Recorded data:

-*-*-

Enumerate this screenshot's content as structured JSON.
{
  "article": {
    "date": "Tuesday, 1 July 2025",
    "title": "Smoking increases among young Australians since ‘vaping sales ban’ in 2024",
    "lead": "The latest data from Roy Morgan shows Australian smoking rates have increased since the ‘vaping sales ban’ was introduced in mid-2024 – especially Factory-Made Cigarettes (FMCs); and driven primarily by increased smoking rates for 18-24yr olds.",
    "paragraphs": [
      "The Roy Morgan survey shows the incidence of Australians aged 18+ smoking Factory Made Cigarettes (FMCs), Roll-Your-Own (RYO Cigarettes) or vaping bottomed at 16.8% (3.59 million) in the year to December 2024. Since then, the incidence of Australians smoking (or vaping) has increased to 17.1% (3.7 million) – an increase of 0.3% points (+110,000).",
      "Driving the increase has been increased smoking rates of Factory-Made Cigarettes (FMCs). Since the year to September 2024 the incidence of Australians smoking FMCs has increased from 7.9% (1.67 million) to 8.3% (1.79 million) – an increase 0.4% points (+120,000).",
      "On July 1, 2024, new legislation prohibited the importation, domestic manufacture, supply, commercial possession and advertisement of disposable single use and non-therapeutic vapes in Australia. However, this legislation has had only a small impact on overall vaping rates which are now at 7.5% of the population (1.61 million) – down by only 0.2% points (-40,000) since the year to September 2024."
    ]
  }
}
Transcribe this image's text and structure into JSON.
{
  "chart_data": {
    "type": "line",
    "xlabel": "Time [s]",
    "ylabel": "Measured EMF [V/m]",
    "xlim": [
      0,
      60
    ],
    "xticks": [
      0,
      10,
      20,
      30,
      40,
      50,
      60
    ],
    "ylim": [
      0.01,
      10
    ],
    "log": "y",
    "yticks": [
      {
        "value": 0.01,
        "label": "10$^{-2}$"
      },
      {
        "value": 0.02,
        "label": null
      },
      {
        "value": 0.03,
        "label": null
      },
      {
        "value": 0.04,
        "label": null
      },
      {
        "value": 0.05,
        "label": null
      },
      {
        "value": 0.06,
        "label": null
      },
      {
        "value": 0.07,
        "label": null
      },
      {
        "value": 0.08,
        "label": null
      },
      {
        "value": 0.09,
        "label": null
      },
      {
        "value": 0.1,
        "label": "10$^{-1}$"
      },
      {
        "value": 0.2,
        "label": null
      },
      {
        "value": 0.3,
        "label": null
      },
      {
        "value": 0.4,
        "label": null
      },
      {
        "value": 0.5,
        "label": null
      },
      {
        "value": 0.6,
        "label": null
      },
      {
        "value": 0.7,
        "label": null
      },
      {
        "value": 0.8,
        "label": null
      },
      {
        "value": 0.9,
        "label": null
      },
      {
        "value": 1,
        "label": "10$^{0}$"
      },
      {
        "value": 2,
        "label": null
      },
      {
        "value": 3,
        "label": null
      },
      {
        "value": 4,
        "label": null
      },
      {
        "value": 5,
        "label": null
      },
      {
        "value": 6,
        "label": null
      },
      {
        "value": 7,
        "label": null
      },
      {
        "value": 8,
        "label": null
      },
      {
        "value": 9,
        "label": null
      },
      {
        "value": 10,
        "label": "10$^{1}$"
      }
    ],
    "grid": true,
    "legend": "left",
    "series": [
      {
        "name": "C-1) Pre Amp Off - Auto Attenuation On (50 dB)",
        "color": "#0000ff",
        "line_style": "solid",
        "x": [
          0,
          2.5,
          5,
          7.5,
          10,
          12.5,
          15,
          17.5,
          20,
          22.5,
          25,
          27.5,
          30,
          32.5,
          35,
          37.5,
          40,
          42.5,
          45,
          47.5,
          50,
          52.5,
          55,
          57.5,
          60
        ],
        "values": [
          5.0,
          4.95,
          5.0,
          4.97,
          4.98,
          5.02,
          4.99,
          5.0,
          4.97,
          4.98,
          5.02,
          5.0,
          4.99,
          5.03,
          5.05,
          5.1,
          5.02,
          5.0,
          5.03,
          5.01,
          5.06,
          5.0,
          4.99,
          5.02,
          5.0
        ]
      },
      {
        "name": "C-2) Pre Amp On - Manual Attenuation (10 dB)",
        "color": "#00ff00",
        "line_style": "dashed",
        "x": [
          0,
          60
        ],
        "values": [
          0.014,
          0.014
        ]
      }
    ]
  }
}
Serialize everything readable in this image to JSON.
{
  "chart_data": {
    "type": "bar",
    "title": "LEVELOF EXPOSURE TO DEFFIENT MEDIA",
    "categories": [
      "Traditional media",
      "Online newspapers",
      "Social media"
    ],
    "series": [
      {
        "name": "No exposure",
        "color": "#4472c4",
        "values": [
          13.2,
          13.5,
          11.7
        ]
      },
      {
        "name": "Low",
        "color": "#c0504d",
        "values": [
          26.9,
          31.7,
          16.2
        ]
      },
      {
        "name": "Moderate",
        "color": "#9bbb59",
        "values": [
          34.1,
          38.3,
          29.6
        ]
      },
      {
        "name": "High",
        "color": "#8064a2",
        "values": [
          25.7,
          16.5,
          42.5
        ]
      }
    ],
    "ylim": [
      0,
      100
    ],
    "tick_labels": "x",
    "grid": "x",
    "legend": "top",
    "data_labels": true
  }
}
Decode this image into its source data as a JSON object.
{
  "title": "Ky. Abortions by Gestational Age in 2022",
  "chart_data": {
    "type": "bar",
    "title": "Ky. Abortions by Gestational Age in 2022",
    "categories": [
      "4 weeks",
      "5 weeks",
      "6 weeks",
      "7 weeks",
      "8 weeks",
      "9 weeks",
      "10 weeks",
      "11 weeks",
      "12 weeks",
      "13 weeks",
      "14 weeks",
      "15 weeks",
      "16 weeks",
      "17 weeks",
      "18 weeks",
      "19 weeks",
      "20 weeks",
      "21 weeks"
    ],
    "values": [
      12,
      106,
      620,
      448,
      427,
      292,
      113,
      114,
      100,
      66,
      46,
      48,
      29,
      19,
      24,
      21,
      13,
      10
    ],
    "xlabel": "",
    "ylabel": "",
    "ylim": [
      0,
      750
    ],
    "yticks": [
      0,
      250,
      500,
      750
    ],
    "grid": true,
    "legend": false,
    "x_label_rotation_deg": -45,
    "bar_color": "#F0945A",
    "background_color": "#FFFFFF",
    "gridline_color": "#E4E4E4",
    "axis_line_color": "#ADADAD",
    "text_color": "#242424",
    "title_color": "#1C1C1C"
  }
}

-*-*-

Reproduce the records word for word.

RESPONSE TO THE TASK
Enumerate this screenshot's content as structured JSON.
{
  "article": {
    "date": "Tuesday, 1 July 2025",
    "title": "Smoking increases among young Australians since ‘vaping sales ban’ in 2024",
    "lead": "The latest data from Roy Morgan shows Australian smoking rates have increased since the ‘vaping sales ban’ was introduced in mid-2024 – especially Factory-Made Cigarettes (FMCs); and driven primarily by increased smoking rates for 18-24yr olds.",
    "paragraphs": [
      "The Roy Morgan survey shows the incidence of Australians aged 18+ smoking Factory Made Cigarettes (FMCs), Roll-Your-Own (RYO Cigarettes) or vaping bottomed at 16.8% (3.59 million) in the year to December 2024. Since then, the incidence of Australians smoking (or vaping) has increased to 17.1% (3.7 million) – an increase of 0.3% points (+110,000).",
      "Driving the increase has been increased smoking rates of Factory-Made Cigarettes (FMCs). Since the year to September 2024 the incidence of Australians smoking FMCs has increased from 7.9% (1.67 million) to 8.3% (1.79 million) – an increase 0.4% points (+120,000).",
      "On July 1, 2024, new legislation prohibited the importation, domestic manufacture, supply, commercial possession and advertisement of disposable single use and non-therapeutic vapes in Australia. However, this legislation has had only a small impact on overall vaping rates which are now at 7.5% of the population (1.61 million) – down by only 0.2% points (-40,000) since the year to September 2024."
    ]
  }
}
Transcribe this image's text and structure into JSON.
{
  "chart_data": {
    "type": "line",
    "xlabel": "Time [s]",
    "ylabel": "Measured EMF [V/m]",
    "xlim": [
      0,
      60
    ],
    "xticks": [
      0,
      10,
      20,
      30,
      40,
      50,
      60
    ],
    "ylim": [
      0.01,
      10
    ],
    "log": "y",
    "yticks": [
      {
        "value": 0.01,
        "label": "10$^{-2}$"
      },
      {
        "value": 0.02,
        "label": null
      },
      {
        "value": 0.03,
        "label": null
      },
      {
        "value": 0.04,
        "label": null
      },
      {
        "value": 0.05,
        "label": null
      },
      {
        "value": 0.06,
        "label": null
      },
      {
        "value": 0.07,
        "label": null
      },
      {
        "value": 0.08,
        "label": null
      },
      {
        "value": 0.09,
        "label": null
      },
      {
        "value": 0.1,
        "label": "10$^{-1}$"
      },
      {
        "value": 0.2,
        "label": null
      },
      {
        "value": 0.3,
        "label": null
      },
      {
        "value": 0.4,
        "label": null
      },
      {
        "value": 0.5,
        "label": null
      },
      {
        "value": 0.6,
        "label": null
      },
      {
        "value": 0.7,
        "label": null
      },
      {
        "value": 0.8,
        "label": null
      },
      {
        "value": 0.9,
        "label": null
      },
      {
        "value": 1,
        "label": "10$^{0}$"
      },
      {
        "value": 2,
        "label": null
      },
      {
        "value": 3,
        "label": null
      },
      {
        "value": 4,
        "label": null
      },
      {
        "value": 5,
        "label": null
      },
      {
        "value": 6,
        "label": null
      },
      {
        "value": 7,
        "label": null
      },
      {
        "value": 8,
        "label": null
      },
      {
        "value": 9,
        "label": null
      },
      {
        "value": 10,
        "label": "10$^{1}$"
      }
    ],
    "grid": true,
    "legend": "left",
    "series": [
      {
        "name": "C-1) Pre Amp Off - Auto Attenuation On (50 dB)",
        "color": "#0000ff",
        "line_style": "solid",
        "x": [
          0,
          2.5,
          5,
          7.5,
          10,
          12.5,
          15,
          17.5,
          20,
          22.5,
          25,
          27.5,
          30,
          32.5,
          35,
          37.5,
          40,
          42.5,
          45,
          47.5,
          50,
          52.5,
          55,
          57.5,
          60
        ],
        "values": [
          5.0,
          4.95,
          5.0,
          4.97,
          4.98,
          5.02,
          4.99,
          5.0,
          4.97,
          4.98,
          5.02,
          5.0,
          4.99,
          5.03,
          5.05,
          5.1,
          5.02,
          5.0,
          5.03,
          5.01,
          5.06,
          5.0,
          4.99,
          5.02,
          5.0
        ]
      },
      {
        "name": "C-2) Pre Amp On - Manual Attenuation (10 dB)",
        "color": "#00ff00",
        "line_style": "dashed",
        "x": [
          0,
          60
        ],
        "values": [
          0.014,
          0.014
        ]
      }
    ]
  }
}
Serialize everything readable in this image to JSON.
{
  "chart_data": {
    "type": "bar",
    "title": "LEVELOF EXPOSURE TO DEFFIENT MEDIA",
    "categories": [
      "Traditional media",
      "Online newspapers",
      "Social media"
    ],
    "series": [
      {
        "name": "No exposure",
        "color": "#4472c4",
        "values": [
          13.2,
          13.5,
          11.7
        ]
      },
      {
        "name": "Low",
        "color": "#c0504d",
        "values": [
          26.9,
          31.7,
          16.2
        ]
      },
      {
        "name": "Moderate",
        "color": "#9bbb59",
        "values": [
          34.1,
          38.3,
          29.6
        ]
      },
      {
        "name": "High",
        "color": "#8064a2",
        "values": [
          25.7,
          16.5,
          42.5
        ]
      }
    ],
    "ylim": [
      0,
      100
    ],
    "tick_labels": "x",
    "grid": "x",
    "legend": "top",
    "data_labels": true
  }
}
Decode this image into its source data as a JSON object.
{
  "title": "Ky. Abortions by Gestational Age in 2022",
  "chart_data": {
    "type": "bar",
    "title": "Ky. Abortions by Gestational Age in 2022",
    "categories": [
      "4 weeks",
      "5 weeks",
      "6 weeks",
      "7 weeks",
      "8 weeks",
      "9 weeks",
      "10 weeks",
      "11 weeks",
      "12 weeks",
      "13 weeks",
      "14 weeks",
      "15 weeks",
      "16 weeks",
      "17 weeks",
      "18 weeks",
      "19 weeks",
      "20 weeks",
      "21 weeks"
    ],
    "values": [
      12,
      106,
      620,
      448,
      427,
      292,
      113,
      114,
      100,
      66,
      46,
      48,
      29,
      19,
      24,
      21,
      13,
      10
    ],
    "xlabel": "",
    "ylabel": "",
    "ylim": [
      0,
      750
    ],
    "yticks": [
      0,
      250,
      500,
      750
    ],
    "grid": true,
    "legend": false,
    "x_label_rotation_deg": -45,
    "bar_color": "#F0945A",
    "background_color": "#FFFFFF",
    "gridline_color": "#E4E4E4",
    "axis_line_color": "#ADADAD",
    "text_color": "#242424",
    "title_color": "#1C1C1C"
  }
}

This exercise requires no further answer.